▶ EXERCISE OBJECTIVE:
Copy every line from the material below that holds "ARRECADADOS".

▶ TASK MATERIAL:
>>>>

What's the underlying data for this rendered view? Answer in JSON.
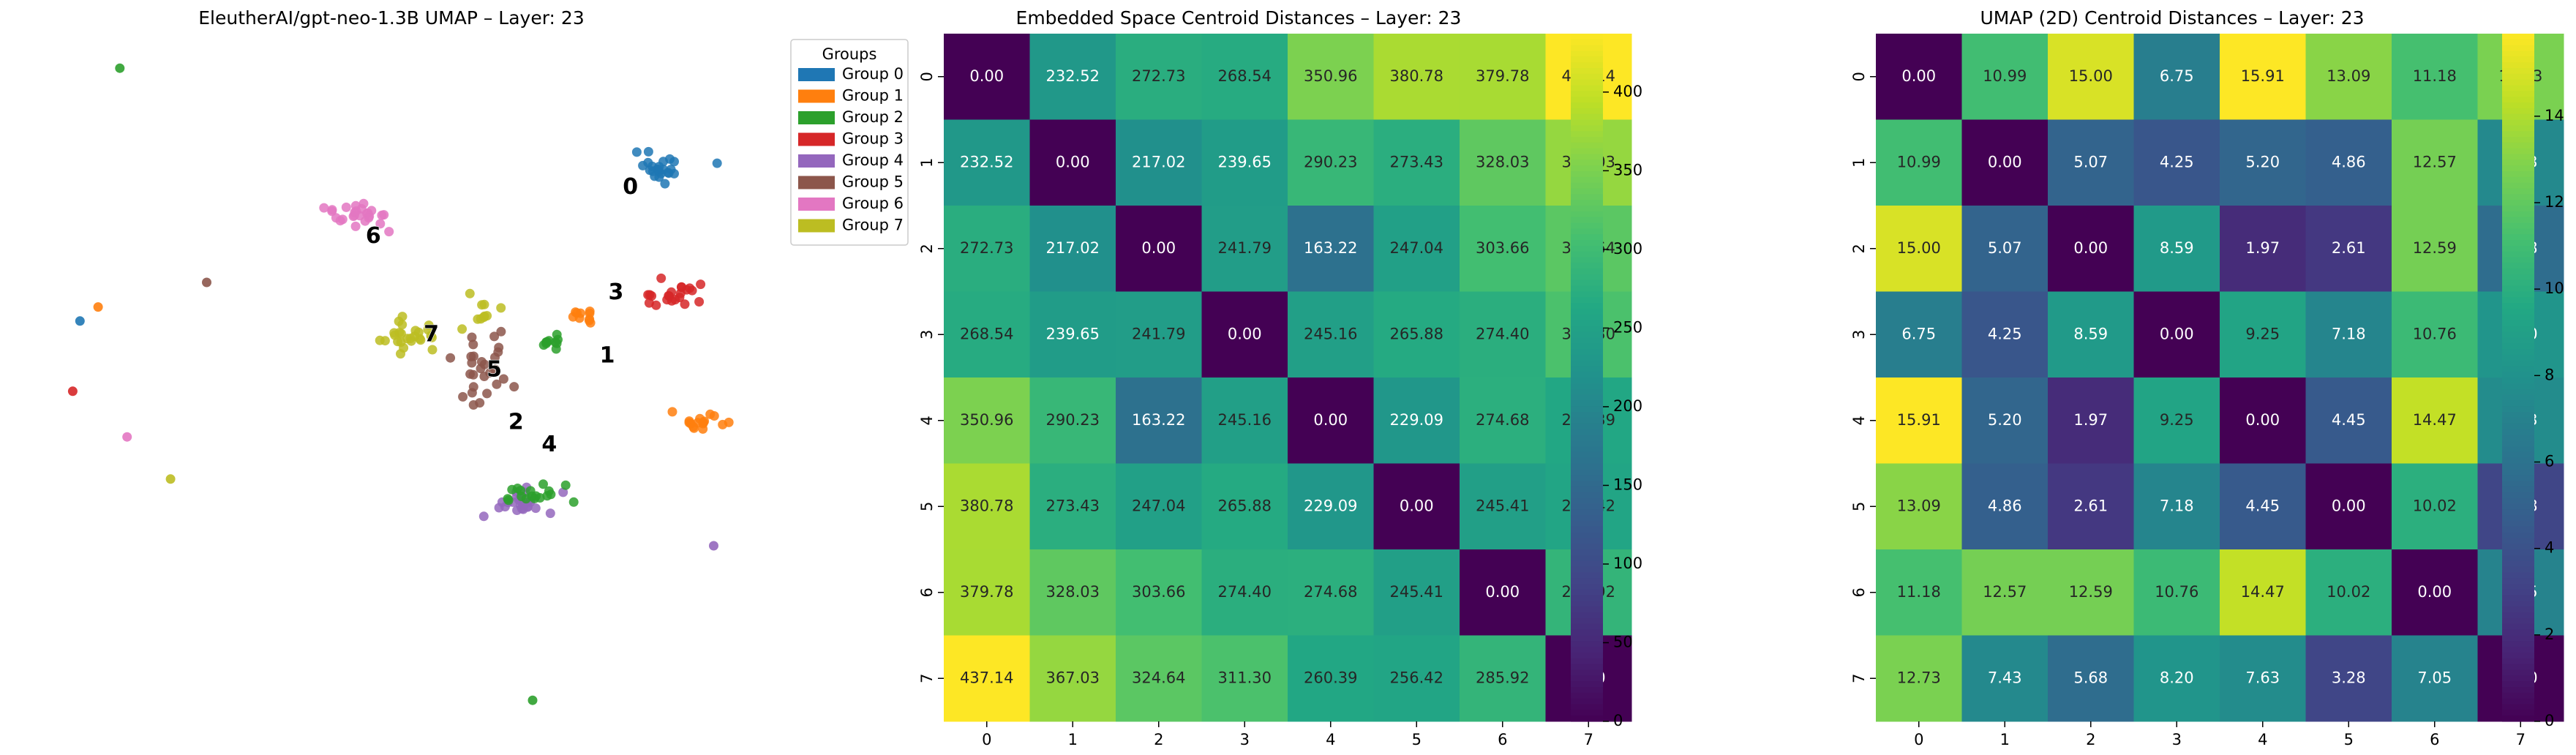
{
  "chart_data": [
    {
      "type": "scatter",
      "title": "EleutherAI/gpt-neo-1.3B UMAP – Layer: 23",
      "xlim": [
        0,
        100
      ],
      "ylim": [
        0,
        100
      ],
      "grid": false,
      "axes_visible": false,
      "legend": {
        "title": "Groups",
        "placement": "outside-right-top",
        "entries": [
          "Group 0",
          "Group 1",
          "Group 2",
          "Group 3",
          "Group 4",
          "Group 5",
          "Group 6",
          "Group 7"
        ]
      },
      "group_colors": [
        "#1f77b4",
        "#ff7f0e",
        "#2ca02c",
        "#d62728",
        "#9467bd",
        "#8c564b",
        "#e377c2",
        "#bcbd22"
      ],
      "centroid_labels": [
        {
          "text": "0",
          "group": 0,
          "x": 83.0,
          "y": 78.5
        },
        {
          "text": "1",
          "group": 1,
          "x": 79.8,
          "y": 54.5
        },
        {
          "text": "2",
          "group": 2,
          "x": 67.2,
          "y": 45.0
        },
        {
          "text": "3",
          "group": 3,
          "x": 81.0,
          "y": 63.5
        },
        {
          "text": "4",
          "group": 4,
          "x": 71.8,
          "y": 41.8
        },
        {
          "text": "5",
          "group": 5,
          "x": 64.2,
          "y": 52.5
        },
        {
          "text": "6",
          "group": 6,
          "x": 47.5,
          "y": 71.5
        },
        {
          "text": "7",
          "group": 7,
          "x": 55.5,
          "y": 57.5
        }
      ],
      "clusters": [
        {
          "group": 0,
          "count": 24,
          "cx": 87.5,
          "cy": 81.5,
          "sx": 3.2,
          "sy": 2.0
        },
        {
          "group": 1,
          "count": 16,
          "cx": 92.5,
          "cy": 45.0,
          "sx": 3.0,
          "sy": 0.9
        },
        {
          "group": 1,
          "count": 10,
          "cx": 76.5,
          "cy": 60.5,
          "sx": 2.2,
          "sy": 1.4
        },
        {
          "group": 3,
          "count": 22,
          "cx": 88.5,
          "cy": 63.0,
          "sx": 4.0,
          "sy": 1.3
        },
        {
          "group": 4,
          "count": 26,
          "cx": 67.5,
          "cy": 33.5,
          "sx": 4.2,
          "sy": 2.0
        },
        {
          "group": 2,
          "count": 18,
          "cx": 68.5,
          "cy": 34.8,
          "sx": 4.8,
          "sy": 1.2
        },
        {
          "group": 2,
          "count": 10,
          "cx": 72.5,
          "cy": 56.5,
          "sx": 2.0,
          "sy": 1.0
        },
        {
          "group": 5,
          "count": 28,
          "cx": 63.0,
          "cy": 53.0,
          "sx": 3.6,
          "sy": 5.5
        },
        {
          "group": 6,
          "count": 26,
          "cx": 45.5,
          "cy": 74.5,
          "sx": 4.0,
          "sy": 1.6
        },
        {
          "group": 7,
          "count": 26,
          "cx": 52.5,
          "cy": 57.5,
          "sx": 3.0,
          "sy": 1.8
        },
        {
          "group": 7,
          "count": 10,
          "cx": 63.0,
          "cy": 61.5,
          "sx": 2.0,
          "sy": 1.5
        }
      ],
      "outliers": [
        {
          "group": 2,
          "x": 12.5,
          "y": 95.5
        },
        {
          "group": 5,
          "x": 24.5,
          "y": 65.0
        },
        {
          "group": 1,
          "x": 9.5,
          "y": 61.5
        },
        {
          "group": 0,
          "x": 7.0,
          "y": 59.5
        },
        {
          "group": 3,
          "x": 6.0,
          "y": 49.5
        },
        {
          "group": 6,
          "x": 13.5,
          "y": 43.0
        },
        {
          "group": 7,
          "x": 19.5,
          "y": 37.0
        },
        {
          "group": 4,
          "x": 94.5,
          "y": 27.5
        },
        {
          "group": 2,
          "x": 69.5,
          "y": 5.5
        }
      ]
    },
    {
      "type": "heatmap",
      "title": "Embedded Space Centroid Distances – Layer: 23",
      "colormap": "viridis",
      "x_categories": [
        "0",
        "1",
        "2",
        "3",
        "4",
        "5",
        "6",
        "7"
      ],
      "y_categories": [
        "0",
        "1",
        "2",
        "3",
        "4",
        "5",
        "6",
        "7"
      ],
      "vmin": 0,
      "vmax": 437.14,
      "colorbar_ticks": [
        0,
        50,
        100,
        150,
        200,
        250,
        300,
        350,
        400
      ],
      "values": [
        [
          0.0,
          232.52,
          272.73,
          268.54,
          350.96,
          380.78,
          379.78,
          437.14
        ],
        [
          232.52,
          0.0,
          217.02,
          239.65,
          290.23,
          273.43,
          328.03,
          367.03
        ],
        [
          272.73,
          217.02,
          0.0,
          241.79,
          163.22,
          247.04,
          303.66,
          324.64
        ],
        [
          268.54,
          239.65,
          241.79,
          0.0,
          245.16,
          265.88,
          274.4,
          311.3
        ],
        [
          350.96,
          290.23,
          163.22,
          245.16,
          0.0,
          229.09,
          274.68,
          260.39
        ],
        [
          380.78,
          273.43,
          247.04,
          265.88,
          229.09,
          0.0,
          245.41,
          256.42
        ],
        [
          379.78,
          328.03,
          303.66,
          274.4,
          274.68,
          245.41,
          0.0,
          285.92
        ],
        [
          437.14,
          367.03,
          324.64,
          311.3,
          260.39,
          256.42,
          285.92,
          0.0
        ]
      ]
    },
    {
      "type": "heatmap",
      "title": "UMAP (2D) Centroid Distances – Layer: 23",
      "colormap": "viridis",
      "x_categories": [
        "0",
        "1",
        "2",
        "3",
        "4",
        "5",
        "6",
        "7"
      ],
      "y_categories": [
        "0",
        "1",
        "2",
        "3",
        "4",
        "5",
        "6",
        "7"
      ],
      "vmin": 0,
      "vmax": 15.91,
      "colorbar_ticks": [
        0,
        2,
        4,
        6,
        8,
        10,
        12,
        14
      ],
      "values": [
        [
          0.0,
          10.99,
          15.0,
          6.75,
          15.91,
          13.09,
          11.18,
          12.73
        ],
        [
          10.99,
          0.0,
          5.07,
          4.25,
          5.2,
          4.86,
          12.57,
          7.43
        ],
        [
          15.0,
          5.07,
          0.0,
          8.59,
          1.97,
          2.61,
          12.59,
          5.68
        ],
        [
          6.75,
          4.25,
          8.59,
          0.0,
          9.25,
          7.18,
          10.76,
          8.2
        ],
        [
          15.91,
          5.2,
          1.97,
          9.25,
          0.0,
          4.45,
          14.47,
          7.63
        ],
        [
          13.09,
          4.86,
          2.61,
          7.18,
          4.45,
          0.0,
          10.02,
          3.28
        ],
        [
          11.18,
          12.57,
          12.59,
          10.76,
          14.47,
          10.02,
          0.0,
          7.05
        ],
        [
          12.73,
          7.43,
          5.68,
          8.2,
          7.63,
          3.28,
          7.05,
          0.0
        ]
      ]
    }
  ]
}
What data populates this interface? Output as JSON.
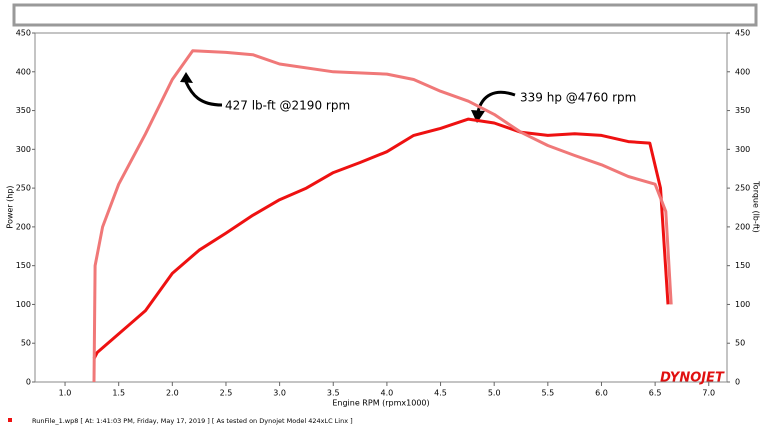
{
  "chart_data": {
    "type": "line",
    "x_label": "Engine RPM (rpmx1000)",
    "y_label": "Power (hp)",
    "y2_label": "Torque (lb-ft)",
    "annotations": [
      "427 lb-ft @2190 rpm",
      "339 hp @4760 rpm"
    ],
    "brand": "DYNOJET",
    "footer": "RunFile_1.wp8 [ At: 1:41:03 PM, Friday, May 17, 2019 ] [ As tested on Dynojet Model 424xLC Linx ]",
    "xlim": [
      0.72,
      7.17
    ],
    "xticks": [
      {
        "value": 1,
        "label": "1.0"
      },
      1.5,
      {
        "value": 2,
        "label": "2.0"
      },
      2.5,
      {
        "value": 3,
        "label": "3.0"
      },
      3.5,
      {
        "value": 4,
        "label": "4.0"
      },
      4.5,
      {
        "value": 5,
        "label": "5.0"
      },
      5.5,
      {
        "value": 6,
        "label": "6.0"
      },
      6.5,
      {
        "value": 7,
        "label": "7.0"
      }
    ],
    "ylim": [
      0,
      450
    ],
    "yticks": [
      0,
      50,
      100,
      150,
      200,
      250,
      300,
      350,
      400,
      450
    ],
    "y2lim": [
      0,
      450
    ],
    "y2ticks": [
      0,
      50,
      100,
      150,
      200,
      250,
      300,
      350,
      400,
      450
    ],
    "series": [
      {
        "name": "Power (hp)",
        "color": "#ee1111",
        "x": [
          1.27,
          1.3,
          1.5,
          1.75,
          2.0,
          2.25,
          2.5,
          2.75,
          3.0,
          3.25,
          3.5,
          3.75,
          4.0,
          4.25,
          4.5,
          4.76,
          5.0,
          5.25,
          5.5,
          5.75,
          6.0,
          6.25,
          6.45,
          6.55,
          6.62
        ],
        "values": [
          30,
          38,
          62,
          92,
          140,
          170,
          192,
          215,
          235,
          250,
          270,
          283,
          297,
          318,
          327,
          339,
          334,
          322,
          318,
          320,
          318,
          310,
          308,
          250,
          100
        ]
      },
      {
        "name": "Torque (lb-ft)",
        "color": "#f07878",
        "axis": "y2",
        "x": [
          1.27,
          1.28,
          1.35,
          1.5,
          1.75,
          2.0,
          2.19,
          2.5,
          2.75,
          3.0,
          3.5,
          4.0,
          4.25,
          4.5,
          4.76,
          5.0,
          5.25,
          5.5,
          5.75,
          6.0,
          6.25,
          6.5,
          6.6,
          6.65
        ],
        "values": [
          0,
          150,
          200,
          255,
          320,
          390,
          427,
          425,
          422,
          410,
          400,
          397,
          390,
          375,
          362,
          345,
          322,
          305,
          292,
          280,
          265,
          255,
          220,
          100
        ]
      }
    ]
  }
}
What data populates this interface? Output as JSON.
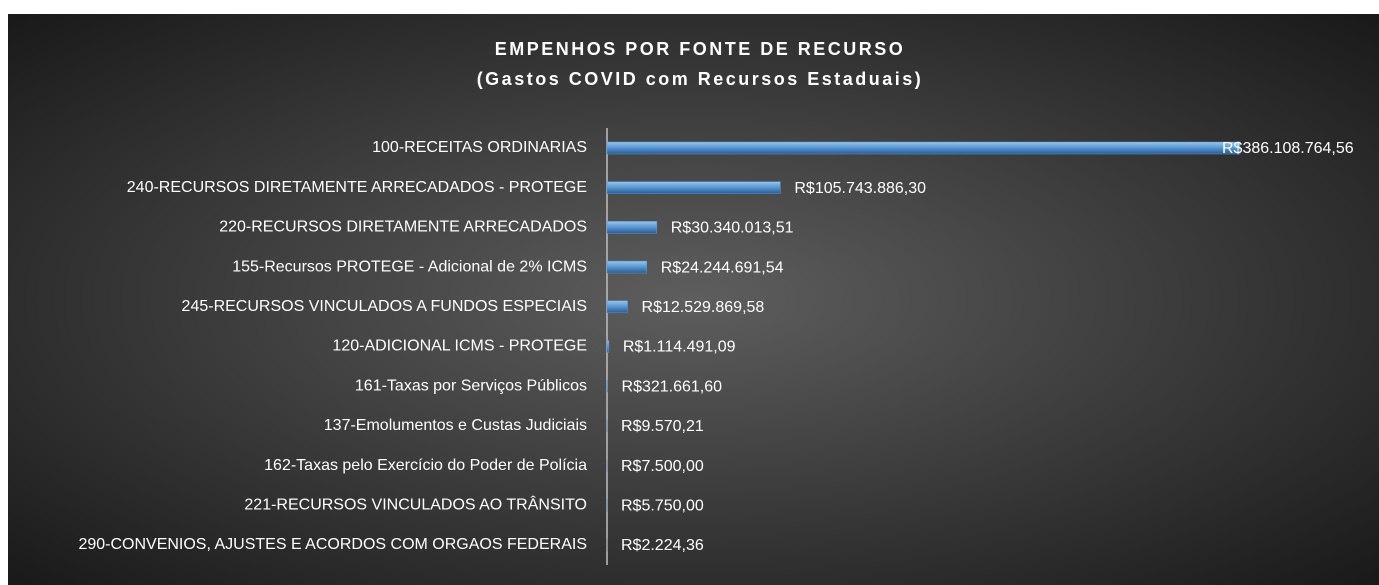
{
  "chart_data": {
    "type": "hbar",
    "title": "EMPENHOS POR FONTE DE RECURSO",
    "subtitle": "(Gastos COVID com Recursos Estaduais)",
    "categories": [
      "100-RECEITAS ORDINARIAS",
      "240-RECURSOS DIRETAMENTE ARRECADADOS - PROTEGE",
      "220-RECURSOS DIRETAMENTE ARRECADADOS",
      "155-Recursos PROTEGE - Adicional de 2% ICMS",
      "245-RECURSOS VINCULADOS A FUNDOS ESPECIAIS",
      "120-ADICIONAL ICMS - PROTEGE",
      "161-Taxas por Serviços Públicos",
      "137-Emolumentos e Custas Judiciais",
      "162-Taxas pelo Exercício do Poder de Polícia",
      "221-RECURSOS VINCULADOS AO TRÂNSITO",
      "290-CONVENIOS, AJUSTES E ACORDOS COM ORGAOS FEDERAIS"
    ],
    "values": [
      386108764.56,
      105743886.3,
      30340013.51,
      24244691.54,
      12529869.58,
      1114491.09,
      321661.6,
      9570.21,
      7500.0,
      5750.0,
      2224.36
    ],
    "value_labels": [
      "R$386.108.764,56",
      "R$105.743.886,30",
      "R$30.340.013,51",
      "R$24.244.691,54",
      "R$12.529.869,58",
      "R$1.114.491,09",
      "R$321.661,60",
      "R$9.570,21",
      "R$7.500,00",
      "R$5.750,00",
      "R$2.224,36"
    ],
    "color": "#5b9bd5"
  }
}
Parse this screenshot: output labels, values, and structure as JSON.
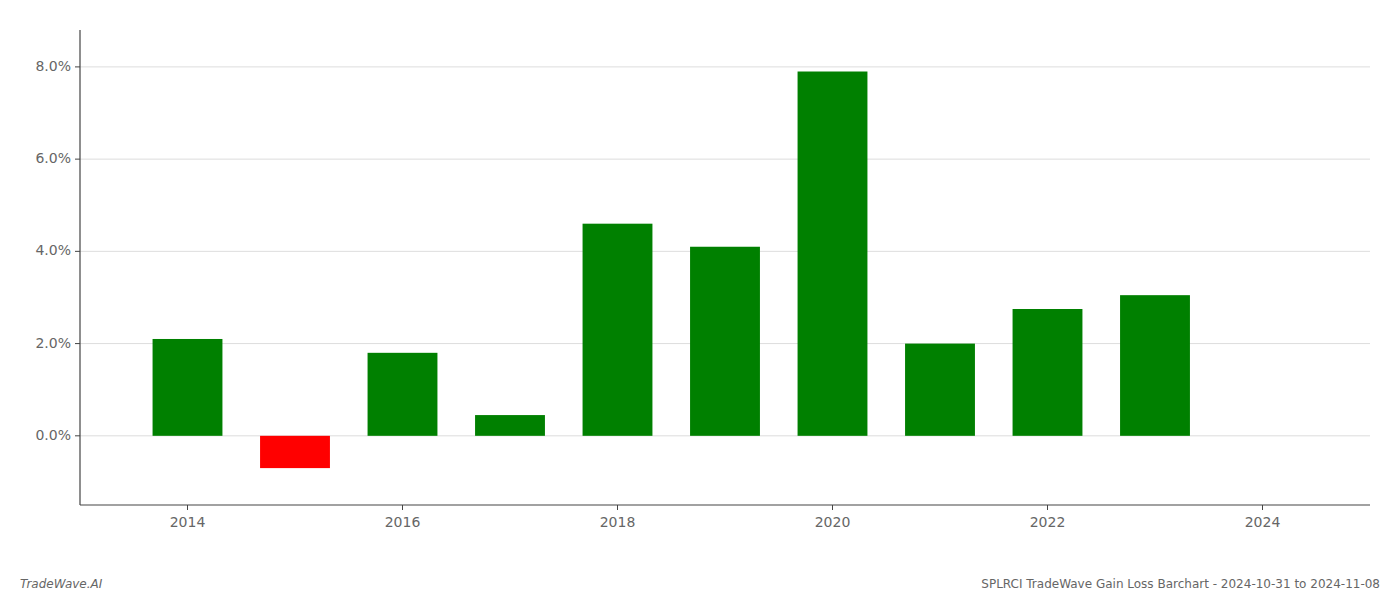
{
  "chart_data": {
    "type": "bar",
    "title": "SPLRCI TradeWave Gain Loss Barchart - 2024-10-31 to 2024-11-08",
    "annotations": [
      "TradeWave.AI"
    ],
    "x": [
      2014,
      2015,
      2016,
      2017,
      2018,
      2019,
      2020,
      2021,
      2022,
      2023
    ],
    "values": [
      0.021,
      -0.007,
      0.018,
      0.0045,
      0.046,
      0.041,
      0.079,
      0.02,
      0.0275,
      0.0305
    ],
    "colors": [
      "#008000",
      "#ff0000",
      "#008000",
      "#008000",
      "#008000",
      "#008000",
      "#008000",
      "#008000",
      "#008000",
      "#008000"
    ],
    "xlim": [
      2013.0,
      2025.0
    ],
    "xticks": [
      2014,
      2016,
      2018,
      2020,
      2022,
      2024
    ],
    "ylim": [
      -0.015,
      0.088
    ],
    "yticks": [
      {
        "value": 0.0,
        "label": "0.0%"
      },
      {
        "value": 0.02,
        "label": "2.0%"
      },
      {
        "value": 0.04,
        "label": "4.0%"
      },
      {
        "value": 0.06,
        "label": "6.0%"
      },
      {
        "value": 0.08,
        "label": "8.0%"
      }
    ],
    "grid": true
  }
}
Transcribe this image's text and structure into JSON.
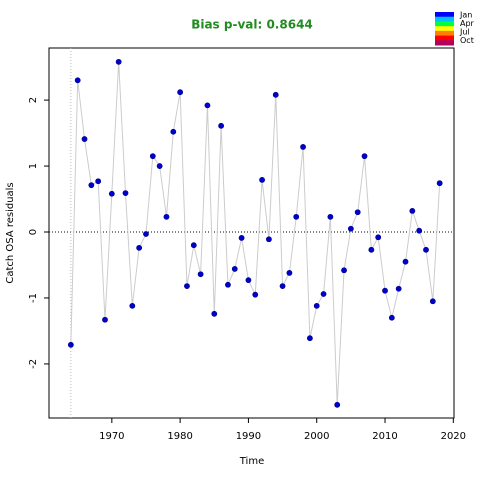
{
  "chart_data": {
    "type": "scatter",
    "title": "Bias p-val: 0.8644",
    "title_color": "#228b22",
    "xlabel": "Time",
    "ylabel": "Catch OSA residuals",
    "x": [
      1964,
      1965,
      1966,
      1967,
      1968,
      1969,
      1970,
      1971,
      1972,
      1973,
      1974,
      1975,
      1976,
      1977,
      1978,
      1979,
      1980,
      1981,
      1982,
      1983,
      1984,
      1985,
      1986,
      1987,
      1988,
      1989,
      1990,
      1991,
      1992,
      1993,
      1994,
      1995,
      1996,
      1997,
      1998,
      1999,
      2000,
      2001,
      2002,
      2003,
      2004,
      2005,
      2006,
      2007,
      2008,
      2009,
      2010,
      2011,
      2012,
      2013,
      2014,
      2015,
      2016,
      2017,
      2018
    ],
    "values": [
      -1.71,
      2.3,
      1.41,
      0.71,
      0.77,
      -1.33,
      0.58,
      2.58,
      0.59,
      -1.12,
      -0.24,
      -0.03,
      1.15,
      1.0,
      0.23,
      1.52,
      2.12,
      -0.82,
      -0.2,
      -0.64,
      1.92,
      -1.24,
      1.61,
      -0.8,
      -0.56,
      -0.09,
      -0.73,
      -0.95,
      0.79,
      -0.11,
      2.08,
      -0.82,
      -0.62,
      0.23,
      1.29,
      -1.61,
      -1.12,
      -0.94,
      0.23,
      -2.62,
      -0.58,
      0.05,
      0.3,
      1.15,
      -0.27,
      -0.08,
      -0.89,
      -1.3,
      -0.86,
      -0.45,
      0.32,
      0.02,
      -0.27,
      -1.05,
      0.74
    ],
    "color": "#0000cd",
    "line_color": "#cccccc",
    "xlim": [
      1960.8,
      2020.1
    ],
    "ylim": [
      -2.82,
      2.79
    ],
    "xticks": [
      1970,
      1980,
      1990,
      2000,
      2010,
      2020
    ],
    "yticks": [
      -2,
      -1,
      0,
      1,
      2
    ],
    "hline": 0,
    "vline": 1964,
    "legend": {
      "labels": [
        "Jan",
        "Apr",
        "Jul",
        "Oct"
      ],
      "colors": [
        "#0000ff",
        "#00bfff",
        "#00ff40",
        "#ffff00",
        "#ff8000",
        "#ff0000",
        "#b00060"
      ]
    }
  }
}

<<<<

▶ CORRECT RESPONSE:
      "240-RECURSOS DIRETAMENTE ARRECADADOS - PROTEGE",
      "220-RECURSOS DIRETAMENTE ARRECADADOS",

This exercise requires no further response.